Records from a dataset
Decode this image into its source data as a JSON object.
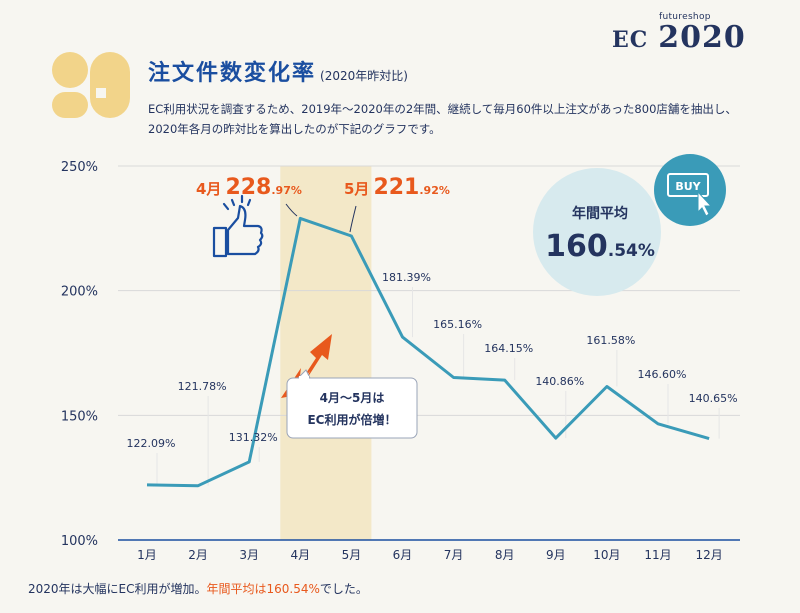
{
  "brand": {
    "small": "futureshop",
    "ec": "EC",
    "year": "2020"
  },
  "logo_glyph": "9",
  "title": "注文件数変化率",
  "title_note": "(2020年昨対比)",
  "description": [
    "EC利用状況を調査するため、2019年～2020年の2年間、継続して毎月60件以上注文があった800店舗を抽出し、",
    "2020年各月の昨対比を算出したのが下記のグラフです。"
  ],
  "footer": {
    "text": "2020年は大幅にEC利用が増加。",
    "highlight": "年間平均は160.54%",
    "tail": "でした。"
  },
  "colors": {
    "line": "#3a9bb8",
    "accent": "#e8591d",
    "navy": "#24345f",
    "band": "#f3e8c8",
    "circle": "#d7eaee",
    "logo": "#f2d48a"
  },
  "icons": [
    "thumbs-up-icon",
    "buy-button-icon",
    "rising-arrow-icon"
  ],
  "chart_data": {
    "type": "line",
    "categories": [
      "1月",
      "2月",
      "3月",
      "4月",
      "5月",
      "6月",
      "7月",
      "8月",
      "9月",
      "10月",
      "11月",
      "12月"
    ],
    "series": [
      {
        "values": [
          122.09,
          121.78,
          131.32,
          228.97,
          221.92,
          181.39,
          165.16,
          164.15,
          140.86,
          161.58,
          146.6,
          140.65
        ]
      }
    ],
    "data_labels": [
      "122.09%",
      "121.78%",
      "131.32%",
      "",
      "",
      "181.39%",
      "165.16%",
      "164.15%",
      "140.86%",
      "161.58%",
      "146.60%",
      "140.65%"
    ],
    "y_ticks": [
      "100%",
      "150%",
      "200%",
      "250%"
    ],
    "y_tick_values": [
      100,
      150,
      200,
      250
    ],
    "ylim": [
      100,
      250
    ],
    "grid": true,
    "highlight_band": [
      "4月",
      "5月"
    ],
    "peaks": [
      {
        "month": "4月",
        "int": "228",
        "dec": ".97%"
      },
      {
        "month": "5月",
        "int": "221",
        "dec": ".92%"
      }
    ],
    "average": {
      "label": "年間平均",
      "int": "160",
      "dec": ".54%"
    },
    "callout": [
      "4月～5月は",
      "EC利用が倍増！"
    ],
    "buy_label": "BUY"
  }
}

# What is needed
All of the records need repeating exactly, except for the pictures.

# Response
Decode this image into its source data as a JSON object.
{
  "brand": {
    "small": "futureshop",
    "ec": "EC",
    "year": "2020"
  },
  "logo_glyph": "9",
  "title": "注文件数変化率",
  "title_note": "(2020年昨対比)",
  "description": [
    "EC利用状況を調査するため、2019年～2020年の2年間、継続して毎月60件以上注文があった800店舗を抽出し、",
    "2020年各月の昨対比を算出したのが下記のグラフです。"
  ],
  "footer": {
    "text": "2020年は大幅にEC利用が増加。",
    "highlight": "年間平均は160.54%",
    "tail": "でした。"
  },
  "colors": {
    "line": "#3a9bb8",
    "accent": "#e8591d",
    "navy": "#24345f",
    "band": "#f3e8c8",
    "circle": "#d7eaee",
    "logo": "#f2d48a"
  },
  "icons": [
    "thumbs-up-icon",
    "buy-button-icon",
    "rising-arrow-icon"
  ],
  "chart_data": {
    "type": "line",
    "categories": [
      "1月",
      "2月",
      "3月",
      "4月",
      "5月",
      "6月",
      "7月",
      "8月",
      "9月",
      "10月",
      "11月",
      "12月"
    ],
    "series": [
      {
        "values": [
          122.09,
          121.78,
          131.32,
          228.97,
          221.92,
          181.39,
          165.16,
          164.15,
          140.86,
          161.58,
          146.6,
          140.65
        ]
      }
    ],
    "data_labels": [
      "122.09%",
      "121.78%",
      "131.32%",
      "",
      "",
      "181.39%",
      "165.16%",
      "164.15%",
      "140.86%",
      "161.58%",
      "146.60%",
      "140.65%"
    ],
    "y_ticks": [
      "100%",
      "150%",
      "200%",
      "250%"
    ],
    "y_tick_values": [
      100,
      150,
      200,
      250
    ],
    "ylim": [
      100,
      250
    ],
    "grid": true,
    "highlight_band": [
      "4月",
      "5月"
    ],
    "peaks": [
      {
        "month": "4月",
        "int": "228",
        "dec": ".97%"
      },
      {
        "month": "5月",
        "int": "221",
        "dec": ".92%"
      }
    ],
    "average": {
      "label": "年間平均",
      "int": "160",
      "dec": ".54%"
    },
    "callout": [
      "4月～5月は",
      "EC利用が倍増！"
    ],
    "buy_label": "BUY"
  }
}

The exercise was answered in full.